▶ [Given instruction 1]
In the records below, copy out verbatim the lines starting with the line that contains "404, 227, 415]" and going on through the line that contains "- writing-line-2: 的描写是：", including both of those lines.

================

It turned out that I faced two insuperable hurdles.
First, gale-force winds howled without respite for nearly the entirety of the
48 hours of the event. The result? For most of the contest I was unable to
rotate the 20m antenna at all. During brief periods when I could rotate, I
could do so only at an excruciatingly slow rate. They don't call my area of WY
the Wind River Valley for nothing. Even so, this storm was unusual in its
ferocity and its duration. Monday, of course, was calm as can be.
Second, the logging computer froze, and had to undergo a reboot, every time I
transmitted on 15m beaming NW -- even after I reduced power. That killed the
all-important JA runs. Why only on 15m, and why only with one particular
antenna heading? The answers (which I discovered after the end of the contest,
naturally) lay in an interaction among three antennas on two towers.
Experiments ultimately showed that disconnecting the transmission line to one
of those antennas solved the computer lock-up issue completely. Further
experiments should reveal whether it's a common-mode situation that can be
eliminated with a 21 MHz choke at the feed point of the problem antenna, or
otherwise.

================

▶ [Given instruction 2]
Write a continuation of the account of the windstorm and computer lock-ups during the radio contest, picking up after its final sentence.

▶ [Data listing]
================

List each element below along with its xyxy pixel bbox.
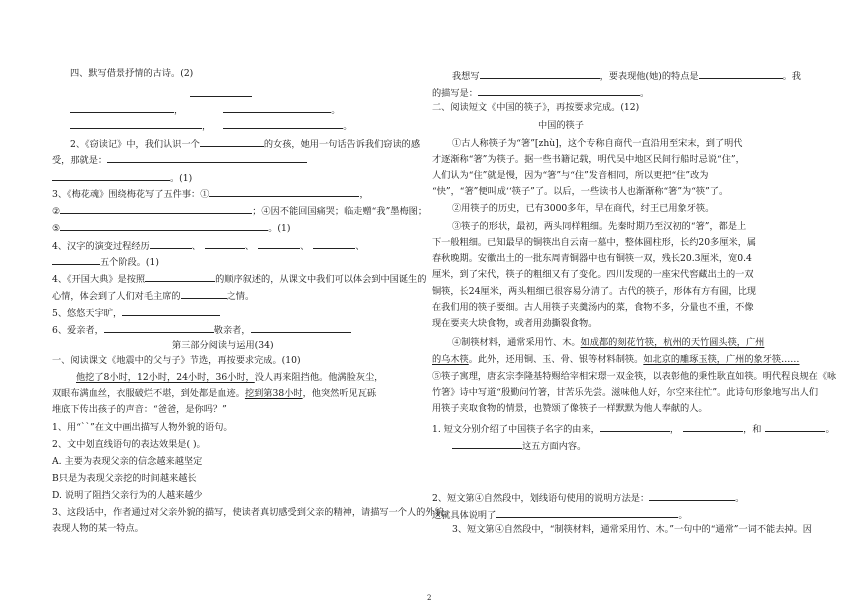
- reading1-para-3: 堆底下传出孩子的声音：“爸爸，是你吗？”: [52, 404, 227, 415]
- q2-line1: 2、《窃读记》中，我们认识一个 的女孩，她用一句话告诉我们窃读的感: [70, 136, 420, 151]
- reading1-para-2: 双眼布满血丝，衣服破烂不堪，到处都是血迹。挖到第38小时，他突然听见瓦砾: [52, 388, 377, 399]
- passage-p5-l3: 用筷子夹取食物的情景，也赞颂了像筷子一样默默为他人奉献的人。: [432, 403, 708, 414]
- q3-blank-2[interactable]: [60, 203, 252, 214]
- q2-line2: 受，那就是：: [52, 152, 307, 167]
- q4-line2: 五个阶段。(1): [52, 254, 159, 269]
- reading2-title: 二、阅读短文《中国的筷子》，再按要求完成。(12): [432, 102, 640, 113]
- passage-p3-l5: 铜筷，长24厘米，两头粗细已很容易分清了。古代的筷子，形体有方有圆，比现: [432, 286, 757, 297]
- passage-p4-l1: ④制筷材料，通常采用竹、木。如成都的刻花竹筷，杭州的天竹圆头筷，广州: [452, 337, 765, 348]
- r1-question-2: 2、文中划直线语句的表达效果是( )。: [52, 439, 206, 450]
- r1-question-3-line1: 3、这段话中，作者通过对父亲外貌的描写，使读者真切感受到父亲的精神，请描写一个人的外貌，: [52, 507, 453, 518]
- passage-p3-l1: ③筷子的形状，最初，两头同样粗细。先秦时期乃至汉初的“箸”，都是上: [452, 221, 747, 232]
- passage-p3-l2: 下一般粗细。已知最早的铜筷出自云南一墓中，整体圆柱形，长约20多厘米，属: [432, 237, 757, 248]
- passage-p5-l2: 竹箸》诗中写道“殷勤问竹箸，甘苦乐先尝。滋味他人好，尔空来往忙”。此诗句形象地写出人们: [432, 387, 819, 398]
- q5-line2: 心情，体会到了人们对毛主席的 之情。: [52, 288, 254, 303]
- passage-p3-l3: 春秋晚期。安徽出土的一批东周青铜器中也有铜筷一双，残长20.3厘米，宽0.4: [432, 253, 752, 264]
- q3-blank-3[interactable]: [60, 220, 268, 231]
- reading1-title: 一、阅读课文《地震中的父与子》节选，再按要求完成。(10): [52, 355, 301, 366]
- q4-line1: 4、汉字的演变过程经历 、 、 、 、: [52, 238, 364, 253]
- passage-p1-l4: “快”，“箸”便叫成‘‘筷子”了。以后，一些读书人也渐渐称“箸”为“筷”了。: [432, 186, 729, 197]
- passage-title: 中国的筷子: [538, 120, 584, 131]
- writing-line-2: 的描写是： 。: [432, 85, 649, 100]
- r2-question-2-line1: 2、短文第④自然段中，划线语句使用的说明方法是： 。: [432, 490, 744, 505]
- passage-p1-l1: ①古人称筷子为“箸”[zhù]，这个专称自商代一直沿用至宋末，到了明代: [452, 138, 743, 149]
- passage-p3-l6: 在我们用的筷子要细。古人用筷子夹羹汤内的菜，食物不多，分量也不重，不像: [432, 302, 754, 313]
- q5-line1: 4、《开国大典》是按照 的顺序叙述的，从课文中我们可以体会到中国诞生的: [52, 271, 426, 286]
- passage-p1-l2: 才逐渐称“箸”为筷子。据一些书籍记载，明代吴中地区民间行船时忌说“住”，: [432, 154, 745, 165]
- q2-line3: 。(1): [52, 170, 192, 185]
- r1-option-d[interactable]: D. 说明了阻挡父亲行为的人越来越少: [52, 490, 203, 501]
- r1-question-1: 1、用“``”在文中画出描写人物外貌的语句。: [52, 422, 233, 433]
- reading1-para-1: 他挖了8小时，12小时，24小时，36小时，没人再来阻挡他。他满脸灰尘，: [76, 372, 384, 383]
- q2-blank-3[interactable]: [52, 170, 170, 181]
- r2-question-2-line2: 这就具体说明了 。: [432, 507, 688, 522]
- poem-line-2[interactable]: ， 。: [70, 118, 352, 133]
- r2-question-3: 3、短文第④自然段中，“制筷材料，通常采用竹、木。”一句中的“通常”一词不能去掉。因: [452, 524, 812, 535]
- r1-option-b[interactable]: B只是为表现父亲挖的时间越来越长: [52, 473, 197, 484]
- q7-line: 6、爱亲者， 敬亲者，: [52, 322, 351, 337]
- q3-blank-1[interactable]: [209, 186, 359, 197]
- poem-title-blank[interactable]: [190, 86, 252, 101]
- q3-line2: ② ；④因不能回国痛哭；临走赠“我”墨梅图；: [52, 203, 427, 218]
- writing-line-1: 我想写 ，要表现他(她)的特点是 。我: [452, 68, 801, 83]
- section4-title: 四、默写借景抒情的古诗。(2): [70, 68, 194, 79]
- page-number: 2: [427, 594, 432, 602]
- q2-blank-1[interactable]: [200, 136, 264, 147]
- part3-title: 第三部分阅读与运用(34): [172, 340, 274, 351]
- passage-p4-l2: 的乌木筷。此外，还用铜、玉、骨、银等材料制筷。如北京的雕琢玉筷，广州的象牙筷……: [432, 354, 800, 365]
- r2-question-1-line2: 这五方面内容。: [452, 438, 586, 453]
- q2-blank-2[interactable]: [107, 152, 307, 163]
- q6-line: 5、悠悠天宇旷，: [52, 305, 220, 320]
- r1-question-3-line2: 表现人物的某一特点。: [52, 523, 144, 534]
- q3-line3: ⑤ 。(1): [52, 220, 290, 235]
- passage-p3-l4: 厘米，到了宋代，筷子的粗细又有了变化。四川发现的一座宋代窖藏出土的一双: [432, 269, 754, 280]
- r2-question-1-line1: 1. 短文分别介绍了中国筷子名字的由来， ， ，和 。: [432, 421, 835, 436]
- q3-line1: 3、《梅花魂》围绕梅花写了五件事：① ，: [52, 186, 369, 201]
- passage-p3-l7: 现在要夹大块食物，或者用劲撕裂食物。: [432, 318, 598, 329]
- r1-option-a[interactable]: A. 主要为表现父亲的信念越来越坚定: [52, 456, 203, 467]
- passage-p1-l3: 人们认为“住”就是慢，因为“箸”与“住”发音相同，所以更把“住”改为: [432, 170, 709, 181]
- passage-p2: ②用筷子的历史，已有3000多年，早在商代，纣王已用象牙筷。: [452, 203, 715, 214]
- passage-p5-l1: ⑤筷子寓理，唐玄宗李隆基特赐给宰相宋璟一双金筷，以表彰他的秉性耿直如筷。明代程良规在《咏: [432, 371, 837, 382]
- poem-line-1[interactable]: ， 。: [70, 102, 340, 117]
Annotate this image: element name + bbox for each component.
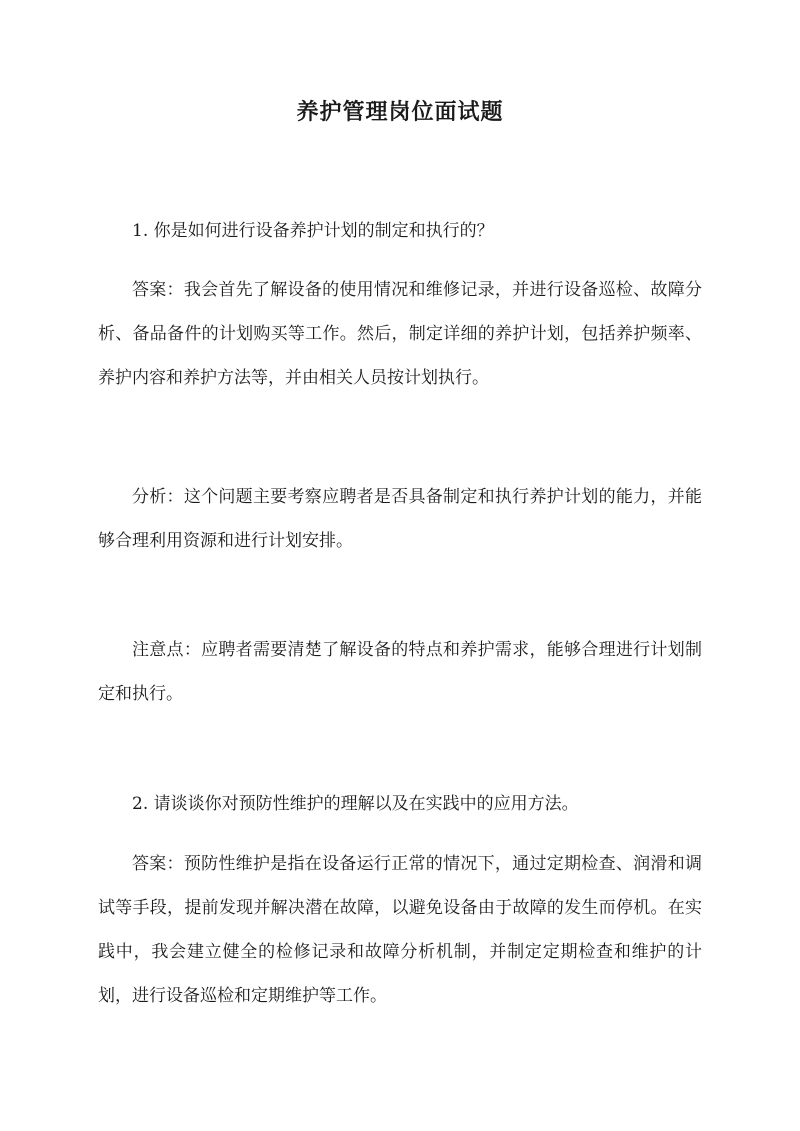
question-2: 2. 请谈谈你对预防性维护的理解以及在实践中的应用方法。: [132, 794, 579, 814]
answer-1: 答案：我会首先了解设备的使用情况和维修记录，并进行设备巡检、故障分析、备品备件的计划购买等工作。然后，制定详细的养护计划，包括养护频率、养护内容和养护方法等，并由相关人员按计划执行。: [98, 280, 702, 388]
answer-2: 答案：预防性维护是指在设备运行正常的情况下，通过定期检查、润滑和调试等手段，提前发现并解决潜在故障，以避免设备由于故障的发生而停机。在实践中，我会建立健全的检修记录和故障分析机制，并制定定期检查和维护的计划，进行设备巡检和定期维护等工作。: [98, 854, 702, 1006]
analysis-1: 分析：这个问题主要考察应聘者是否具备制定和执行养护计划的能力，并能够合理利用资源和进行计划安排。: [98, 487, 702, 551]
document-title: 养护管理岗位面试题: [296, 99, 504, 125]
question-1: 1. 你是如何进行设备养护计划的制定和执行的？: [132, 221, 494, 241]
notes-1: 注意点：应聘者需要清楚了解设备的特点和养护需求，能够合理进行计划制定和执行。: [98, 640, 702, 704]
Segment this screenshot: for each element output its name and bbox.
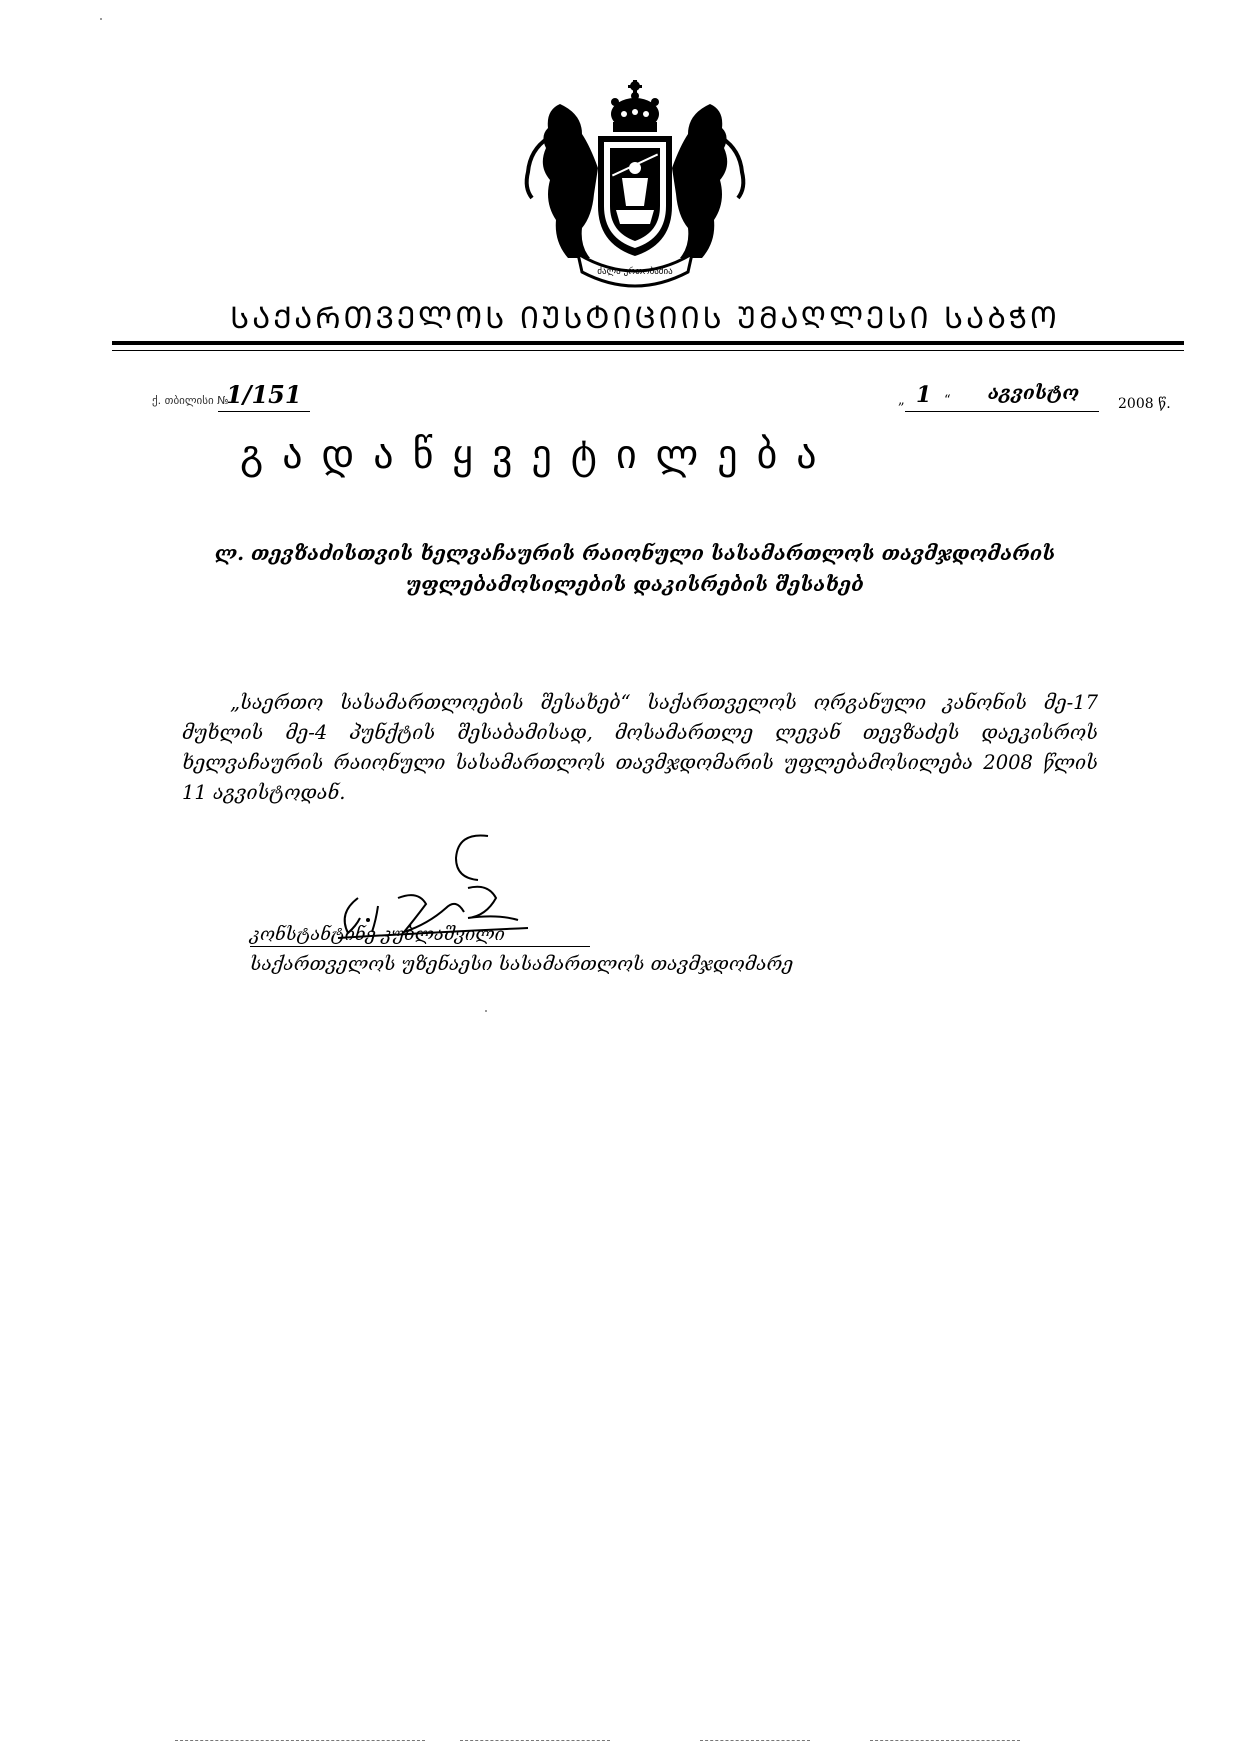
header-divider-thin bbox=[112, 350, 1184, 351]
date-year: 2008 წ. bbox=[1118, 396, 1171, 412]
emblem-motto: ძალა ერთობაშია bbox=[597, 267, 673, 277]
scan-artifact bbox=[870, 1740, 1020, 1741]
date-day: 1 bbox=[916, 382, 932, 408]
scan-artifact bbox=[700, 1740, 810, 1741]
scan-artifact bbox=[485, 1010, 487, 1012]
signer-position: საქართველოს უზენაესი სასამართლოს თავმჯდომარე bbox=[250, 953, 794, 975]
signer-name: კონსტანტინე კუბლაშვილი bbox=[250, 924, 505, 945]
scan-artifact bbox=[460, 1740, 610, 1741]
date-month: აგვისტო bbox=[988, 382, 1080, 404]
date-quote-close: “ bbox=[944, 393, 951, 408]
document-number: 1/151 bbox=[226, 380, 302, 409]
coat-of-arms-icon bbox=[520, 76, 750, 291]
date-underline bbox=[905, 411, 1099, 412]
document-title: გადაწყვეტილება bbox=[240, 432, 836, 478]
institution-name: ᲡᲐᲥᲐᲠᲗᲕᲔᲚᲝᲡ ᲘᲣᲡᲢᲘᲪᲘᲘᲡ ᲣᲛᲐᲦᲚᲔᲡᲘ ᲡᲐᲑᲭᲝ bbox=[230, 301, 1060, 336]
document-body: „საერთო სასამართლოების შესახებ“ საქართველოს ორგანული კანონის მე-17 მუხლის მე-4 პუნქტის შესაბამისად, მოსამართლე ლევან თევზაძეს დაეკისროს ხელვაჩაურის რაიონული სასამართლოს თავმჯდომარის უფლებამოსილება 2008 წლის 11 აგვისტოდან. bbox=[182, 691, 1098, 804]
date-quote-open: „ bbox=[898, 393, 905, 408]
header-divider-thick bbox=[112, 341, 1184, 345]
document-subject-line-2: უფლებამოსილების დაკისრების შესახებ bbox=[406, 572, 864, 596]
document-number-label: ქ. თბილისი № bbox=[152, 394, 229, 407]
document-number-underline bbox=[218, 411, 310, 412]
scan-artifact bbox=[175, 1740, 425, 1741]
scan-artifact bbox=[100, 18, 102, 20]
document-subject-line-1: ლ. თევზაძისთვის ხელვაჩაურის რაიონული სასამართლოს თავმჯდომარის bbox=[214, 541, 1056, 565]
signature-line bbox=[250, 946, 590, 947]
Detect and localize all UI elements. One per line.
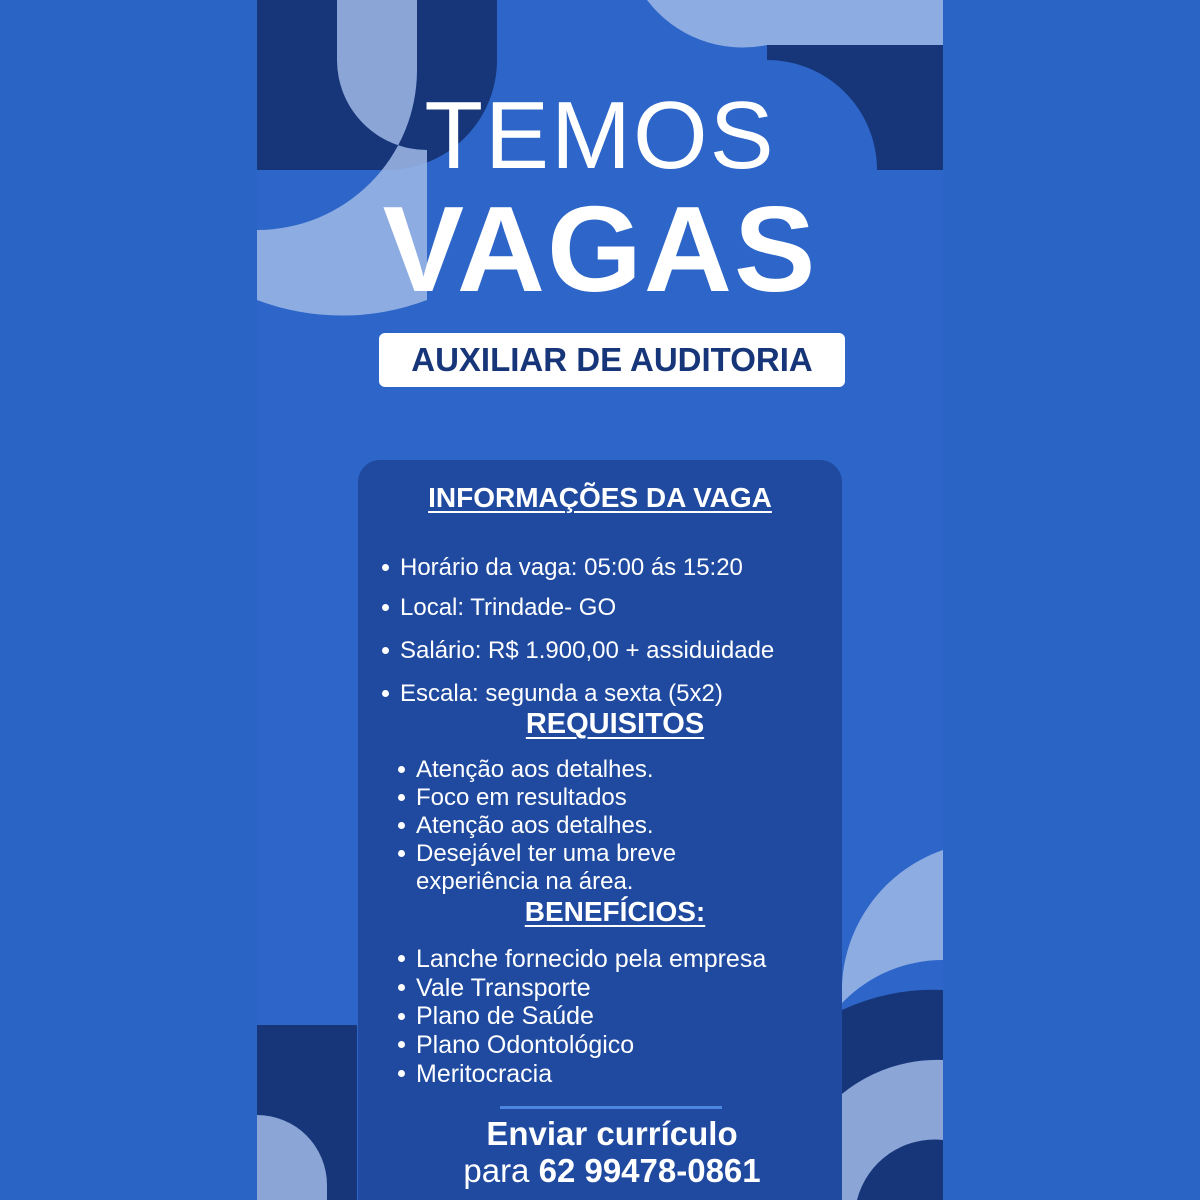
cta-prefix: para [463, 1152, 530, 1189]
requirements-heading: REQUISITOS [525, 708, 705, 740]
headline-vagas: VAGAS [382, 181, 818, 317]
headline-temos: TEMOS [424, 82, 776, 189]
cta-phone [358, 1152, 866, 1190]
info-item: Salário: R$ 1.900,00 + assiduidade [380, 628, 774, 674]
info-heading: INFORMAÇÕES DA VAGA [428, 482, 772, 513]
job-poster [257, 0, 943, 1200]
benefits-heading: BENEFÍCIOS: [524, 896, 706, 927]
benefits-list [396, 945, 766, 1089]
job-title-badge: AUXILIAR DE AUDITORIA [379, 333, 845, 387]
info-item: Horário da vaga: 05:00 ás 15:20 [380, 548, 774, 588]
requirement-item: Atenção aos detalhes. [396, 812, 716, 840]
requirement-item: Desejável ter uma breve experiência na área. [396, 840, 716, 896]
benefit-item: Plano Odontológico [396, 1031, 766, 1060]
requirements-list [396, 756, 716, 896]
cta-label: Enviar currículo [486, 1115, 738, 1152]
job-info-card [358, 460, 842, 1200]
requirement-item: Foco em resultados [396, 784, 716, 812]
benefit-item: Vale Transporte [396, 974, 766, 1003]
info-list [380, 548, 774, 714]
benefit-item: Plano de Saúde [396, 1002, 766, 1031]
phone-number[interactable]: 62 99478-0861 [538, 1152, 761, 1189]
info-item: Escala: segunda a sexta (5x2) [380, 674, 774, 714]
requirement-item: Atenção aos detalhes. [396, 756, 716, 784]
info-item: Local: Trindade- GO [380, 588, 774, 628]
benefit-item: Lanche fornecido pela empresa [396, 945, 766, 974]
benefit-item: Meritocracia [396, 1060, 766, 1089]
divider [500, 1106, 722, 1109]
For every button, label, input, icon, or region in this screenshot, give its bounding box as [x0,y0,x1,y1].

================

▶ [Response 1]
- reading1-para-3: 堆底下传出孩子的声音：“爸爸，是你吗？”: [52, 404, 227, 415]
- q2-line1: 2、《窃读记》中，我们认识一个 的女孩，她用一句话告诉我们窃读的感: [70, 136, 420, 151]
- reading1-para-2: 双眼布满血丝，衣服破烂不堪，到处都是血迹。挖到第38小时，他突然听见瓦砾: [52, 388, 377, 399]
- passage-p5-l3: 用筷子夹取食物的情景，也赞颂了像筷子一样默默为他人奉献的人。: [432, 403, 708, 414]
- q3-blank-2[interactable]: [60, 203, 252, 214]
- q2-line2: 受，那就是：: [52, 152, 307, 167]
- q4-line2: 五个阶段。(1): [52, 254, 159, 269]
- reading2-title: 二、阅读短文《中国的筷子》，再按要求完成。(12): [432, 102, 640, 113]
- passage-p3-l5: 铜筷，长24厘米，两头粗细已很容易分清了。古代的筷子，形体有方有圆，比现: [432, 286, 757, 297]
- passage-p4-l1: ④制筷材料，通常采用竹、木。如成都的刻花竹筷，杭州的天竹圆头筷，广州: [452, 337, 765, 348]
- r1-question-2: 2、文中划直线语句的表达效果是( )。: [52, 439, 206, 450]
- r1-question-3-line1: 3、这段话中，作者通过对父亲外貌的描写，使读者真切感受到父亲的精神，请描写一个人的外貌，: [52, 507, 453, 518]
- passage-p3-l1: ③筷子的形状，最初，两头同样粗细。先秦时期乃至汉初的“箸”，都是上: [452, 221, 747, 232]
- passage-p3-l2: 下一般粗细。已知最早的铜筷出自云南一墓中，整体圆柱形，长约20多厘米，属: [432, 237, 757, 248]
- passage-p5-l2: 竹箸》诗中写道“殷勤问竹箸，甘苦乐先尝。滋味他人好，尔空来往忙”。此诗句形象地写出人们: [432, 387, 819, 398]
- q5-line2: 心情，体会到了人们对毛主席的 之情。: [52, 288, 254, 303]
- passage-p3-l3: 春秋晚期。安徽出土的一批东周青铜器中也有铜筷一双，残长20.3厘米，宽0.4: [432, 253, 752, 264]
- q3-blank-3[interactable]: [60, 220, 268, 231]
- reading1-title: 一、阅读课文《地震中的父与子》节选，再按要求完成。(10): [52, 355, 301, 366]
- q4-line1: 4、汉字的演变过程经历 、 、 、 、: [52, 238, 364, 253]
- passage-p1-l4: “快”，“箸”便叫成‘‘筷子”了。以后，一些读书人也渐渐称“箸”为“筷”了。: [432, 186, 729, 197]
- passage-title: 中国的筷子: [538, 120, 584, 131]
- writing-line-2: 的描写是： 。: [432, 85, 649, 100]

▶ [Response 2]
So, what's the good news? Around 1900Z on Sunday, I was beginning to think EU
on the high bands was done for the contest. 20m had become slow and thin into
EU. 10m had been strictly trans-equitorial. From early Sunday, 15m to EU had
been strictly skew path, peaking at 90 degrees. EU stations no doubt had a
direct, great-circle opening to the eastern U.S., meaning that efforts to work
skew path from WY mostly proved futile.
Then, all of a sudden beginning at 1915Z, the direct path to EU on 15m finally
opened for me. This netted 18 mults in only a little over 40 minutes. After I
had given up. That's a fun Sunday afternoon!
As always, thanks for the Q's.
73,
Bob, K0KR (op. at K7KU)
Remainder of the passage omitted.